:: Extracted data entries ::
===

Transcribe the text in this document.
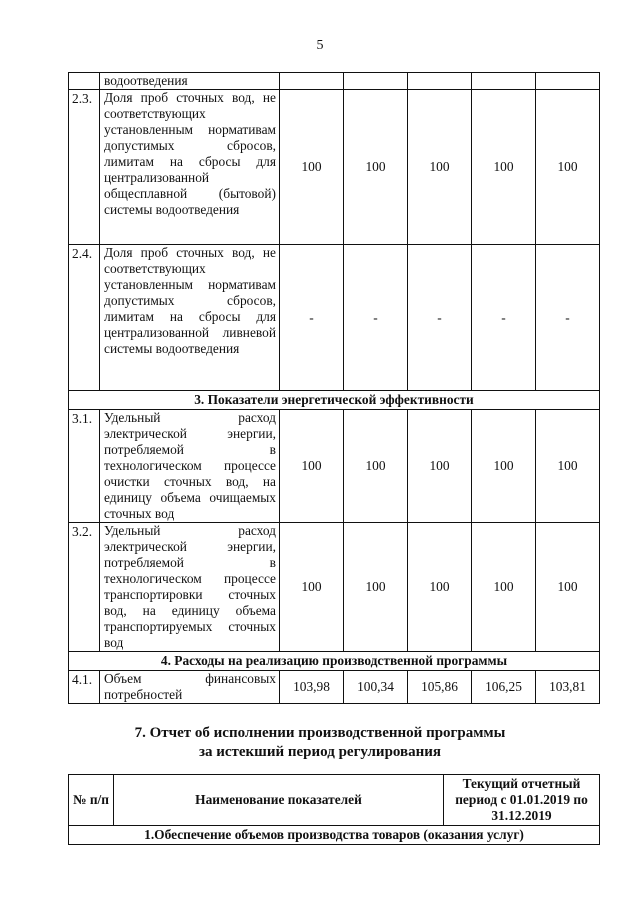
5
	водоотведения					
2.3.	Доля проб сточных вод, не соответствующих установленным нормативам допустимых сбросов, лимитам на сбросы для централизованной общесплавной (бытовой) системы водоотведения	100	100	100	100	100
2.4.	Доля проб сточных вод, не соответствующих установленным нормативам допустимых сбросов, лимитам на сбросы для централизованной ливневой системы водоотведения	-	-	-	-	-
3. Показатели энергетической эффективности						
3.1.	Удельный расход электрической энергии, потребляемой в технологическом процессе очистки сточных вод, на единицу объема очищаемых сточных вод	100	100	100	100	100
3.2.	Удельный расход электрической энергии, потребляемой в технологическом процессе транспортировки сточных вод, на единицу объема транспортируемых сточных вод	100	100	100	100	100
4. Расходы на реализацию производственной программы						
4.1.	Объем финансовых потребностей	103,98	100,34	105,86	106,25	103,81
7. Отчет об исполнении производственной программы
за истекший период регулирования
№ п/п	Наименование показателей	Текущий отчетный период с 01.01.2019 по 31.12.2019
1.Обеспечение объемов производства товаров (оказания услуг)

===

:: Objective ::
Copy each line exactly, and leave the pictures out of your copy.

:: Right answer ::
Transcribe the text in this document.
5
	водоотведения					
2.3.	Доля проб сточных вод, не соответствующих установленным нормативам допустимых сбросов, лимитам на сбросы для централизованной общесплавной (бытовой) системы водоотведения	100	100	100	100	100
2.4.	Доля проб сточных вод, не соответствующих установленным нормативам допустимых сбросов, лимитам на сбросы для централизованной ливневой системы водоотведения	-	-	-	-	-
3. Показатели энергетической эффективности						
3.1.	Удельный расход электрической энергии, потребляемой в технологическом процессе очистки сточных вод, на единицу объема очищаемых сточных вод	100	100	100	100	100
3.2.	Удельный расход электрической энергии, потребляемой в технологическом процессе транспортировки сточных вод, на единицу объема транспортируемых сточных вод	100	100	100	100	100
4. Расходы на реализацию производственной программы						
4.1.	Объем финансовых потребностей	103,98	100,34	105,86	106,25	103,81
7. Отчет об исполнении производственной программы
за истекший период регулирования
№ п/п	Наименование показателей	Текущий отчетный период с 01.01.2019 по 31.12.2019
1.Обеспечение объемов производства товаров (оказания услуг)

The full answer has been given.